┌────────

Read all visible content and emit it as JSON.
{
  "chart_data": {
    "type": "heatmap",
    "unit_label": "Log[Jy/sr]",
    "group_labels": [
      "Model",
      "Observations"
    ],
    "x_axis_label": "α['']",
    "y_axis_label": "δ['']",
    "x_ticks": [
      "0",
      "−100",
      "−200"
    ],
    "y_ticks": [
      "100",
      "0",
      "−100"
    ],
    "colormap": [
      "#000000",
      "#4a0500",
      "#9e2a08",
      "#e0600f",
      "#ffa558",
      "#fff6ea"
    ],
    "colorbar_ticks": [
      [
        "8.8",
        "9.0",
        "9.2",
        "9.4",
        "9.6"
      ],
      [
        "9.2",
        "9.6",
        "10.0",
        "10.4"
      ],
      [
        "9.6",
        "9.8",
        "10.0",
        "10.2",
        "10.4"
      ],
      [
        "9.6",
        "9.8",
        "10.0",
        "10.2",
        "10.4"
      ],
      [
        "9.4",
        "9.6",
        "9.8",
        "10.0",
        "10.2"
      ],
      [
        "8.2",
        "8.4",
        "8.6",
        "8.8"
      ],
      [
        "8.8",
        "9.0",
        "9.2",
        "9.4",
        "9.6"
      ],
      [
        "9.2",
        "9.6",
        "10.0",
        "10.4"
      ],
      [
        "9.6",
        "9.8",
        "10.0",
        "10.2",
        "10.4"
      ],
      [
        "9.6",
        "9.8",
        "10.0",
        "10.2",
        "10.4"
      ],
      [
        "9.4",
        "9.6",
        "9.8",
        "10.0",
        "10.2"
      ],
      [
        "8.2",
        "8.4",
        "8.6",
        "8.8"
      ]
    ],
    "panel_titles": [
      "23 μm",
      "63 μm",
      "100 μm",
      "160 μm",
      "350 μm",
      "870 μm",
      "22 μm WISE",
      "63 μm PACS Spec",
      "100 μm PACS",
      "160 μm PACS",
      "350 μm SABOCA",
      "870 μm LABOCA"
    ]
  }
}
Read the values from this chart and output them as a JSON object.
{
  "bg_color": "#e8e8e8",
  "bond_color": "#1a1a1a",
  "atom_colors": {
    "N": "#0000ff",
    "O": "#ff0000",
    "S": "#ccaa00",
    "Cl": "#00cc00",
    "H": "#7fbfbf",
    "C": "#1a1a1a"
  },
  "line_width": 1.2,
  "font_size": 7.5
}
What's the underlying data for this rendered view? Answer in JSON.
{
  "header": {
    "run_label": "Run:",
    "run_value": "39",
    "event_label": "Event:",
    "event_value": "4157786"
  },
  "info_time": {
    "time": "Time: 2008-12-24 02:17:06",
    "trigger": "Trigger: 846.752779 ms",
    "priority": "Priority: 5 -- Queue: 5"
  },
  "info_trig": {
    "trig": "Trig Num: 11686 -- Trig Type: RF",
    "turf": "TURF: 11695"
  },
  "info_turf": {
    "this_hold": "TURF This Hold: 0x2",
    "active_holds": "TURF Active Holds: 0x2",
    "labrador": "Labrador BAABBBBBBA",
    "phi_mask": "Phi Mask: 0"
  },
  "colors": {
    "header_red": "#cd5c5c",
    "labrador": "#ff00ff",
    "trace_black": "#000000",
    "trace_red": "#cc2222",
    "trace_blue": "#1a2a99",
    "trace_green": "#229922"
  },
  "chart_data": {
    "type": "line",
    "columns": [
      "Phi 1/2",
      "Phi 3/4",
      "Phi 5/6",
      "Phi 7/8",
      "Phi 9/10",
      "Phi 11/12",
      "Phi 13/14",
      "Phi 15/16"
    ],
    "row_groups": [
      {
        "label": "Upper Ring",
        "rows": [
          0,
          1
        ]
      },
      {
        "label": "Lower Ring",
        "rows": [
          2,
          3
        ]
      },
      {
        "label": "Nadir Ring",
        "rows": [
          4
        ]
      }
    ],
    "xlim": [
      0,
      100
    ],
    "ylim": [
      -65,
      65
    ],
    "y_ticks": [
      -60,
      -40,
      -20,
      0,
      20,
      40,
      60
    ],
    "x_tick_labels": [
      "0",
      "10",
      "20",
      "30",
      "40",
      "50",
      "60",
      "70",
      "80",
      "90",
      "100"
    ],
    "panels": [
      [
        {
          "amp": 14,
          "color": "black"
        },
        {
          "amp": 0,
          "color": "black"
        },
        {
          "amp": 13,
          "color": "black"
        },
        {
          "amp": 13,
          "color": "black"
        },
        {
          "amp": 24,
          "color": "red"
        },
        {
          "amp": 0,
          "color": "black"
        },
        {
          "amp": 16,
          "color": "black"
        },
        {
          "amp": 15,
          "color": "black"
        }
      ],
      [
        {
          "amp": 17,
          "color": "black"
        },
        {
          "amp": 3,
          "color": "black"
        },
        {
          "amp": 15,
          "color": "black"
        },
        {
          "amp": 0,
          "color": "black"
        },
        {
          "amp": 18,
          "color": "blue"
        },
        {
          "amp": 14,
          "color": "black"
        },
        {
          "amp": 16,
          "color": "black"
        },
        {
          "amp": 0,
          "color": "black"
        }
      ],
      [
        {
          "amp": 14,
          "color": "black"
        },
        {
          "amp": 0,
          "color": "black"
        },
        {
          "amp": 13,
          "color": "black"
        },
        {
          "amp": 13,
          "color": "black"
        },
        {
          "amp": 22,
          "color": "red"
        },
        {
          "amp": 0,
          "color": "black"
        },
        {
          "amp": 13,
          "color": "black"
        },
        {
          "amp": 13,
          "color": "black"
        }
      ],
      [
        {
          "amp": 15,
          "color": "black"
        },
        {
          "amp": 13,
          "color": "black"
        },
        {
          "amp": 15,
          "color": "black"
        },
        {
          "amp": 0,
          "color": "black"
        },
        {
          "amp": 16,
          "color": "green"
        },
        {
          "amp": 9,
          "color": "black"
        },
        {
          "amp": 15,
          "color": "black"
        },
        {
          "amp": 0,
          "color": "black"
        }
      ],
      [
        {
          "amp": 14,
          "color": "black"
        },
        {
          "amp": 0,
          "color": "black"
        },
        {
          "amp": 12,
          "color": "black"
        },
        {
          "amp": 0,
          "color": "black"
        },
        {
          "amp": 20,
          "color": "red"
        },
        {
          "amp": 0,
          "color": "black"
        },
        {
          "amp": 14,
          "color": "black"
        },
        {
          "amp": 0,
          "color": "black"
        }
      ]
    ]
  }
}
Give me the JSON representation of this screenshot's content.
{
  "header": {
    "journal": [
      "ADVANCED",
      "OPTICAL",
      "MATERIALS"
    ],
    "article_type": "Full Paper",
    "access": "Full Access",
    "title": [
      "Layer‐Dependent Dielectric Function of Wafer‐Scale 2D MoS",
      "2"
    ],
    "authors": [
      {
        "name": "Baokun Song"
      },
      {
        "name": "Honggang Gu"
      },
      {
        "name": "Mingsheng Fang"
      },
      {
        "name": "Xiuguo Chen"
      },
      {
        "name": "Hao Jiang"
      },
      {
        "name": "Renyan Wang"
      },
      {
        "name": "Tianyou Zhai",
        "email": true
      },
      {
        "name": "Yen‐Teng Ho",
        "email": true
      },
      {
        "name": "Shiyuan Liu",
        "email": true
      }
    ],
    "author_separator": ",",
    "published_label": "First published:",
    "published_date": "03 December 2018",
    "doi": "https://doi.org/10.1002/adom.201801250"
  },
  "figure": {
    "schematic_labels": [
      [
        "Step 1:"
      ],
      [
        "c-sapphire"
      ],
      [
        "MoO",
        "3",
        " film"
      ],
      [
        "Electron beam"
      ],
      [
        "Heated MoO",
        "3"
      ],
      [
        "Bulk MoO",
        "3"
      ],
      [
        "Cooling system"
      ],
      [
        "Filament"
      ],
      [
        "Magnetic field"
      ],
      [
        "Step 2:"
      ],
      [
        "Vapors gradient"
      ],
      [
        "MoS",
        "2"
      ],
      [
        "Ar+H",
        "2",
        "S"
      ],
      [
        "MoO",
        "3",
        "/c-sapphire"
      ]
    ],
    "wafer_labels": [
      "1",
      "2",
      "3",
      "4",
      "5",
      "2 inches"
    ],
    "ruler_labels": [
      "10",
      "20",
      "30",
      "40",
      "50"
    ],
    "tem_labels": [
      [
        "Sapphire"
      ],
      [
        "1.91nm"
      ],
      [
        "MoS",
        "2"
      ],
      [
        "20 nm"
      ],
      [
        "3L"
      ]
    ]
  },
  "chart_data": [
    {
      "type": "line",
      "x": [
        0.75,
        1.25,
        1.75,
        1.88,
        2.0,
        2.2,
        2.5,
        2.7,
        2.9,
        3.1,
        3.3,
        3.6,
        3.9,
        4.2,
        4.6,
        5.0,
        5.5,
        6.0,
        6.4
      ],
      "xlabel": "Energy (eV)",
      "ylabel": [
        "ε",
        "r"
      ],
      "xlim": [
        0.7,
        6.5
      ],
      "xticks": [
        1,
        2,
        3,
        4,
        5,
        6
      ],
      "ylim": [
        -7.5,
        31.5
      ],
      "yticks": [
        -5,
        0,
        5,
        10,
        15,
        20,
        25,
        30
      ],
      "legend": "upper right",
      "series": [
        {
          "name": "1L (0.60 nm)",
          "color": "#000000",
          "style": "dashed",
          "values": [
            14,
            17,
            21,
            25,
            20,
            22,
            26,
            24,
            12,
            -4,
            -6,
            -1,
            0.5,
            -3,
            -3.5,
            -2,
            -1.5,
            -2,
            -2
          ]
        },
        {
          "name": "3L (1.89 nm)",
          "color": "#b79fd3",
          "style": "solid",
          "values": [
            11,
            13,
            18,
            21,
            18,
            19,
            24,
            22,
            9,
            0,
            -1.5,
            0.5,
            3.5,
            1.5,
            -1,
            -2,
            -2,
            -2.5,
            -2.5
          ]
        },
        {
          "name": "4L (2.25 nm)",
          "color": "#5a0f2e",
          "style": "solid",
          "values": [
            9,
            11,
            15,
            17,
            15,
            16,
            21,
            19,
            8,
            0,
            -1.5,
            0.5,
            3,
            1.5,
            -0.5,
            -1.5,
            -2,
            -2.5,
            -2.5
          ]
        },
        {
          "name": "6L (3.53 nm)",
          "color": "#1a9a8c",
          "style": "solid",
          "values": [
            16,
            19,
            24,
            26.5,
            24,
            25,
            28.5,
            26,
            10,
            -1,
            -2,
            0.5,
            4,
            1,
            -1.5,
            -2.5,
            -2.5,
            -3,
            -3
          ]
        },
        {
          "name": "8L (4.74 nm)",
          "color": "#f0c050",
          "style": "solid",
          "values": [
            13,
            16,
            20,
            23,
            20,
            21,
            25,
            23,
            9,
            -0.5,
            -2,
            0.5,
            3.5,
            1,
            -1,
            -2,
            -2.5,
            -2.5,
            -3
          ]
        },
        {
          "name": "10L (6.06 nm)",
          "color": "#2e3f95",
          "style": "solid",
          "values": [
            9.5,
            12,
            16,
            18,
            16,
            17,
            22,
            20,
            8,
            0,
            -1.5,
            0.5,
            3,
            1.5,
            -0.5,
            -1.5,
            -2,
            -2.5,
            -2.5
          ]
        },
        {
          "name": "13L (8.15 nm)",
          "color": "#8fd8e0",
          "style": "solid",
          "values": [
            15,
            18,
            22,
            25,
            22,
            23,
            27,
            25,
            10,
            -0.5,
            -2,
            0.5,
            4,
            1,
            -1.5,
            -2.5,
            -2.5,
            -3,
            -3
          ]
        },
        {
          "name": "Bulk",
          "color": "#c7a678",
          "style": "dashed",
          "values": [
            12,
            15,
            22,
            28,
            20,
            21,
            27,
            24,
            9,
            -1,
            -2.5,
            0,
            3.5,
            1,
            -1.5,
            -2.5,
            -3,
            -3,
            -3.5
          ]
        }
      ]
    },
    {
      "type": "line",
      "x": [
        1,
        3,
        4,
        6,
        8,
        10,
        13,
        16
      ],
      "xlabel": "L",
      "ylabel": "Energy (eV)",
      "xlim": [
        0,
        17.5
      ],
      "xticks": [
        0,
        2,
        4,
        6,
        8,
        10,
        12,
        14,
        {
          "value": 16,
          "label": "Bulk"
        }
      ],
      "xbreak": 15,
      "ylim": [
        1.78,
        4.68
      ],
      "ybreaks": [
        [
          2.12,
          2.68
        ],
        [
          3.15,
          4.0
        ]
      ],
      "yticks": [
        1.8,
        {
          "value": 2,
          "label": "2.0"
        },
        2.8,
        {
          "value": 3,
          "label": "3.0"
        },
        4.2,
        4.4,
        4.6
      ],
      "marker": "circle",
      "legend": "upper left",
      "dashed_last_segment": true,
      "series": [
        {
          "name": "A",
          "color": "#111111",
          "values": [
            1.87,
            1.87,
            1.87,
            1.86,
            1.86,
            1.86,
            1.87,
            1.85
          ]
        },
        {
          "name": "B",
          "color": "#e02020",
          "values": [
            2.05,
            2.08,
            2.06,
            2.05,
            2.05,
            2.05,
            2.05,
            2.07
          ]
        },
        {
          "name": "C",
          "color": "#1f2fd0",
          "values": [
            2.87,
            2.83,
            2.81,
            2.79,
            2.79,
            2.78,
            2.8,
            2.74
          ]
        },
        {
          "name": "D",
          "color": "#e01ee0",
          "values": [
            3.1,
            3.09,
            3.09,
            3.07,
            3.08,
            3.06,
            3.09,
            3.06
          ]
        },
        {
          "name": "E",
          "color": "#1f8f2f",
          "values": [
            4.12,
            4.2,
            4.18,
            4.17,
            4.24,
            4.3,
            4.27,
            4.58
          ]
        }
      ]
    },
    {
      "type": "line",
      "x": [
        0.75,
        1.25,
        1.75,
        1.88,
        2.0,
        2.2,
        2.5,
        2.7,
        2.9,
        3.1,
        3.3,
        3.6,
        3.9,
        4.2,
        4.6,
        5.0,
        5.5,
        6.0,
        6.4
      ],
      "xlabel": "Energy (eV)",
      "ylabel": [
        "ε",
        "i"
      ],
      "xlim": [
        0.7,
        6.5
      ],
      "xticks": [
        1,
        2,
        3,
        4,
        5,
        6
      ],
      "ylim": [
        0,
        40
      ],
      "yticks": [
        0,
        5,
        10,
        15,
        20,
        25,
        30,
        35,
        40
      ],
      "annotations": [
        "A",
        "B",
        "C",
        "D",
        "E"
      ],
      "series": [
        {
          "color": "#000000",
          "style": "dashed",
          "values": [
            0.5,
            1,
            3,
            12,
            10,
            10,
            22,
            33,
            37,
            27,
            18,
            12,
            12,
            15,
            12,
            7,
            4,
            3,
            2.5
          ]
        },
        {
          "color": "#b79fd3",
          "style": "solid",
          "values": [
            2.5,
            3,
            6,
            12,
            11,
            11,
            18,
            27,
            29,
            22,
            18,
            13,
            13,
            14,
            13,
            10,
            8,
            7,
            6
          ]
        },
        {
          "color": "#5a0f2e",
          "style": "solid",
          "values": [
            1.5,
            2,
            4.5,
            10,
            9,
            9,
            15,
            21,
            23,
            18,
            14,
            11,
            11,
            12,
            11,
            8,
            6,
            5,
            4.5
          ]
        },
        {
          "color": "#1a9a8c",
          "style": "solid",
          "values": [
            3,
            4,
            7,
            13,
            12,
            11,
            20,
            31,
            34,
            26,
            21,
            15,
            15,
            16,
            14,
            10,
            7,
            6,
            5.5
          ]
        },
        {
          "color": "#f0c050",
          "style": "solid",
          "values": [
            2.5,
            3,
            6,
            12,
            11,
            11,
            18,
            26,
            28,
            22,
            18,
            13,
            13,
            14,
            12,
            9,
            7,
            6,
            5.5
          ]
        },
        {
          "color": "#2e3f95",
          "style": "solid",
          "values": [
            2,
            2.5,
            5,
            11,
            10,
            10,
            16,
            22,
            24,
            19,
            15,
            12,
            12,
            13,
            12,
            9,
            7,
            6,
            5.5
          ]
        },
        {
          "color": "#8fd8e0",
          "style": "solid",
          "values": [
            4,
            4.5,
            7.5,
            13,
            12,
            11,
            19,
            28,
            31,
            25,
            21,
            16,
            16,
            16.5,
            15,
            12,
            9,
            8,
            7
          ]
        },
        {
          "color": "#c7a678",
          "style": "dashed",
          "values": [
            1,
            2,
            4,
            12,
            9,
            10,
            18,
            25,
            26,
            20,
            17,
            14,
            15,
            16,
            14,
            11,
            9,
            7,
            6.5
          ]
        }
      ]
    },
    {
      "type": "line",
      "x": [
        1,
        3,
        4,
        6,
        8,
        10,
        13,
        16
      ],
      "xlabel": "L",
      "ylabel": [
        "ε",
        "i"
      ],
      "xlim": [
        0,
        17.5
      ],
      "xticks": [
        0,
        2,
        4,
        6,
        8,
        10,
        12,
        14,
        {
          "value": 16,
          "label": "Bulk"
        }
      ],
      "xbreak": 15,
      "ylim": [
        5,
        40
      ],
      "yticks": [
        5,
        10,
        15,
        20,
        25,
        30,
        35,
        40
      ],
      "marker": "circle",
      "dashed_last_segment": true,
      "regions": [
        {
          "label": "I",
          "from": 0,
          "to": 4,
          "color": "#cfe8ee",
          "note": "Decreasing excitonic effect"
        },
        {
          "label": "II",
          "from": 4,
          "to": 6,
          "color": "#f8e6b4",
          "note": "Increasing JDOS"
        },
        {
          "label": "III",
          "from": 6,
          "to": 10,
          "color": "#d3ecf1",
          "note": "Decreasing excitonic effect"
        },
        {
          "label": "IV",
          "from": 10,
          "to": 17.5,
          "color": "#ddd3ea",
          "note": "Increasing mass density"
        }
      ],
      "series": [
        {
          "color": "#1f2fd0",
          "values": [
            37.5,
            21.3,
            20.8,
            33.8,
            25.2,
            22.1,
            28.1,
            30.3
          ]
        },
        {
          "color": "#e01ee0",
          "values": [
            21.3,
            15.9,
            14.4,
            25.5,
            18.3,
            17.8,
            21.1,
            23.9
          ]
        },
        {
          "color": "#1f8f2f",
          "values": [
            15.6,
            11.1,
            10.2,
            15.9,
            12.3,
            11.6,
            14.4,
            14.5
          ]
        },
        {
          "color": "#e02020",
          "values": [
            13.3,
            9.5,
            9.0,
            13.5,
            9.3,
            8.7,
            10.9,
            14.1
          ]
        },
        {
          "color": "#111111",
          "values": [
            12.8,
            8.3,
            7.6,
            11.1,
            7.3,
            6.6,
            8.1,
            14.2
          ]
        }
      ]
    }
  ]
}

└────────

▸ **TASK DIRECTIONS**:
Copy out every line that includes the word "Increasing".

▸ **CORRECT RESPONSE**:
          "note": "Increasing JDOS"
          "note": "Increasing mass density"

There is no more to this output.